The request →
Make an exact copy of the records, with the images left out.

Data shown →
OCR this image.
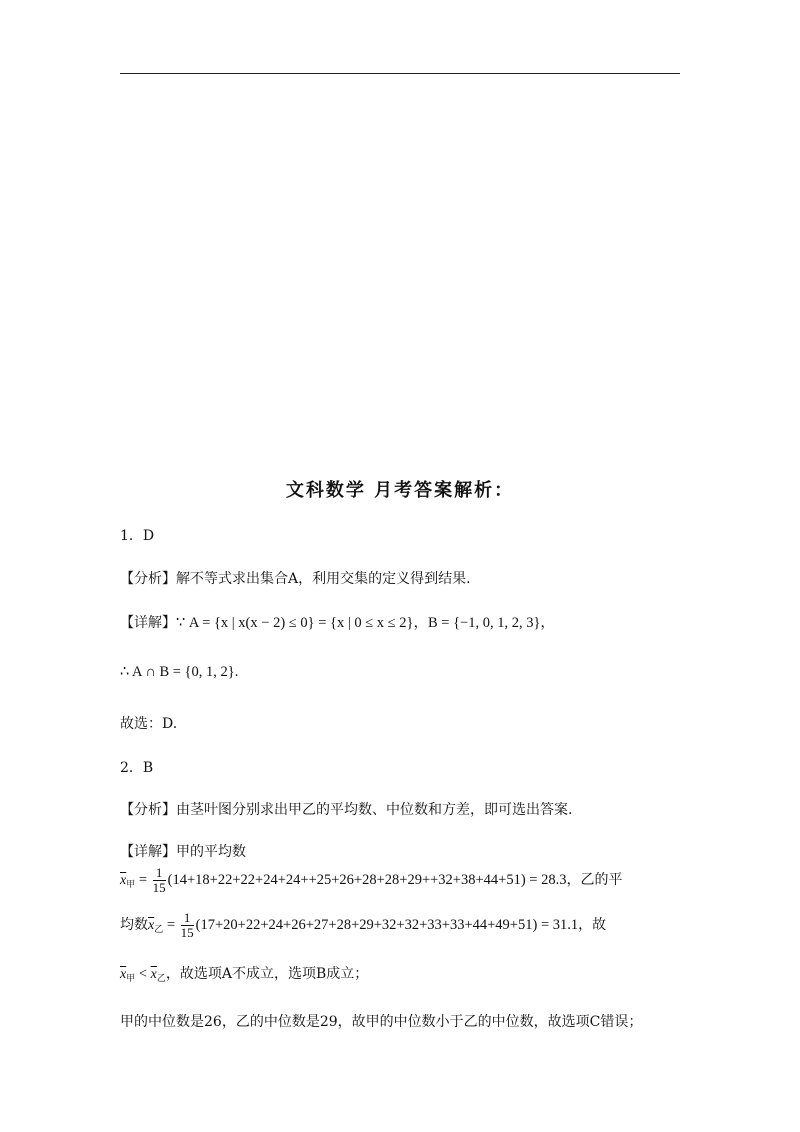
文科数学 月考答案解析：
1．D
【分析】解不等式求出集合A，利用交集的定义得到结果.
【详解】∵ A = {x | x(x − 2) ≤ 0} = {x | 0 ≤ x ≤ 2}，B = {−1, 0, 1, 2, 3}，
∴ A ∩ B = {0, 1, 2}.
故选：D.
2．B
【分析】由茎叶图分别求出甲乙的平均数、中位数和方差，即可选出答案.
【详解】甲的平均数
$\overline{x}_甲 = \frac{1}{15} (14+18+22+22+24+24++25+26+28+28+29++32+38+44+51) = 28.3$，乙的平
均数$\overline{x}_乙 = \frac{1}{15} (17+20+22+24+26+27+28+29+32+32+33+33+44+49+51) = 31.1$，故
$\overline{x}_甲 < \overline{x}_乙$，故选项A不成立，选项B成立；
甲的中位数是26，乙的中位数是29，故甲的中位数小于乙的中位数，故选项C错误；
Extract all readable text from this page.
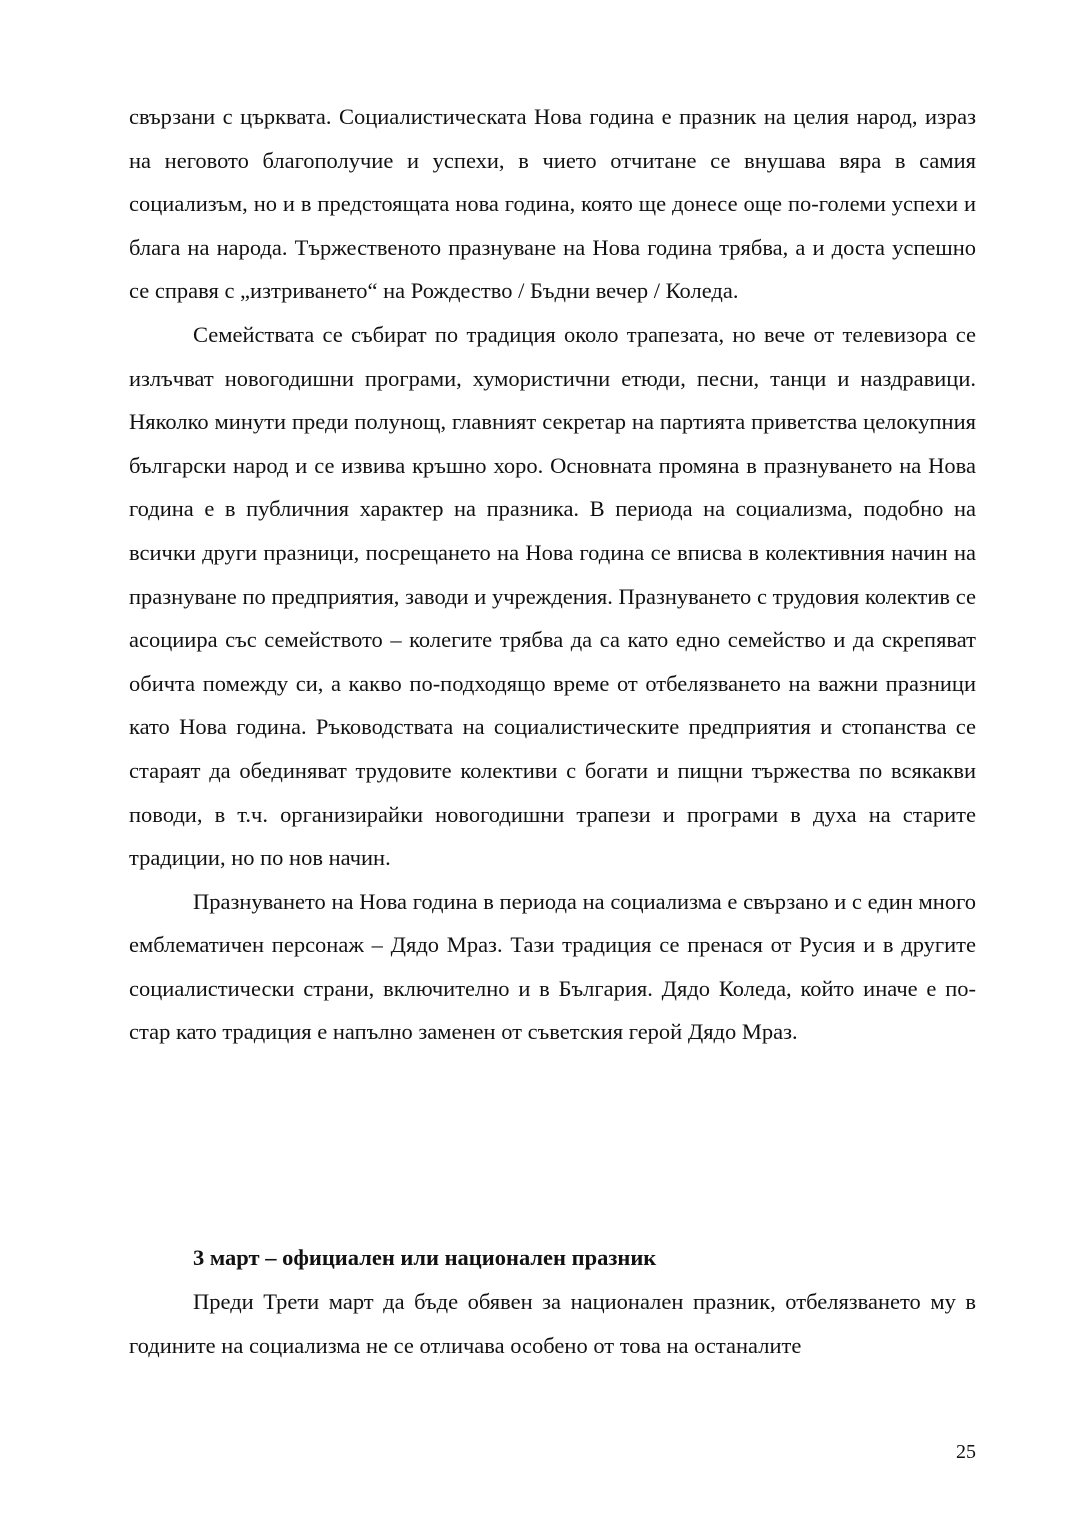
свързани с църквата. Социалистическата Нова година е празник на целия народ, израз на неговото благополучие и успехи, в чието отчитане се внушава вяра в самия социализъм, но и в предстоящата нова година, която ще донесе още по-големи успехи и блага на народа. Тържественото празнуване на Нова година трябва, а и доста успешно се справя с „изтриването“ на Рождество / Бъдни вечер / Коледа.

Семействата се събират по традиция около трапезата, но вече от телевизора се излъчват новогодишни програми, хумористични етюди, песни, танци и наздравици. Няколко минути преди полунощ, главният секретар на партията приветства целокупния български народ и се извива кръшно хоро. Основната промяна в празнуването на Нова година е в публичния характер на празника. В периода на социализма, подобно на всички други празници, посрещането на Нова година се вписва в колективния начин на празнуване по предприятия, заводи и учреждения. Празнуването с трудовия колектив се асоциира със семейството – колегите трябва да са като едно семейство и да скрепяват обичта помежду си, а какво по-подходящо време от отбелязването на важни празници като Нова година. Ръководствата на социалистическите предприятия и стопанства се стараят да обединяват трудовите колективи с богати и пищни тържества по всякакви поводи, в т.ч. организирайки новогодишни трапези и програми в духа на старите традиции, но по нов начин.

Празнуването на Нова година в периода на социализма е свързано и с един много емблематичен персонаж – Дядо Мраз. Тази традиция се пренася от Русия и в другите социалистически страни, включително и в България. Дядо Коледа, който иначе е по-стар като традиция е напълно заменен от съветския герой Дядо Мраз.

3 март – официален или национален празник

Преди Трети март да бъде обявен за национален празник, отбелязването му в годините на социализма не се отличава особено от това на останалите

25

Task result →
OCR this image.
文科数学 月考答案解析：
1．D
【分析】解不等式求出集合A，利用交集的定义得到结果.
【详解】∵ A = {x | x(x − 2) ≤ 0} = {x | 0 ≤ x ≤ 2}，B = {−1, 0, 1, 2, 3}，
∴ A ∩ B = {0, 1, 2}.
故选：D.
2．B
【分析】由茎叶图分别求出甲乙的平均数、中位数和方差，即可选出答案.
【详解】甲的平均数
$\overline{x}_甲 = \frac{1}{15} (14+18+22+22+24+24++25+26+28+28+29++32+38+44+51) = 28.3$，乙的平
均数$\overline{x}_乙 = \frac{1}{15} (17+20+22+24+26+27+28+29+32+32+33+33+44+49+51) = 31.1$，故
$\overline{x}_甲 < \overline{x}_乙$，故选项A不成立，选项B成立；
甲的中位数是26，乙的中位数是29，故甲的中位数小于乙的中位数，故选项C错误；
Extract all readable text from this page.
свързани с църквата. Социалистическата Нова година е празник на целия народ, израз на неговото благополучие и успехи, в чието отчитане се внушава вяра в самия социализъм, но и в предстоящата нова година, която ще донесе още по-големи успехи и блага на народа. Тържественото празнуване на Нова година трябва, а и доста успешно се справя с „изтриването“ на Рождество / Бъдни вечер / Коледа.

Семействата се събират по традиция около трапезата, но вече от телевизора се излъчват новогодишни програми, хумористични етюди, песни, танци и наздравици. Няколко минути преди полунощ, главният секретар на партията приветства целокупния български народ и се извива кръшно хоро. Основната промяна в празнуването на Нова година е в публичния характер на празника. В периода на социализма, подобно на всички други празници, посрещането на Нова година се вписва в колективния начин на празнуване по предприятия, заводи и учреждения. Празнуването с трудовия колектив се асоциира със семейството – колегите трябва да са като едно семейство и да скрепяват обичта помежду си, а какво по-подходящо време от отбелязването на важни празници като Нова година. Ръководствата на социалистическите предприятия и стопанства се стараят да обединяват трудовите колективи с богати и пищни тържества по всякакви поводи, в т.ч. организирайки новогодишни трапези и програми в духа на старите традиции, но по нов начин.

Празнуването на Нова година в периода на социализма е свързано и с един много емблематичен персонаж – Дядо Мраз. Тази традиция се пренася от Русия и в другите социалистически страни, включително и в България. Дядо Коледа, който иначе е по-стар като традиция е напълно заменен от съветския герой Дядо Мраз.

3 март – официален или национален празник

Преди Трети март да бъде обявен за национален празник, отбелязването му в годините на социализма не се отличава особено от това на останалите

25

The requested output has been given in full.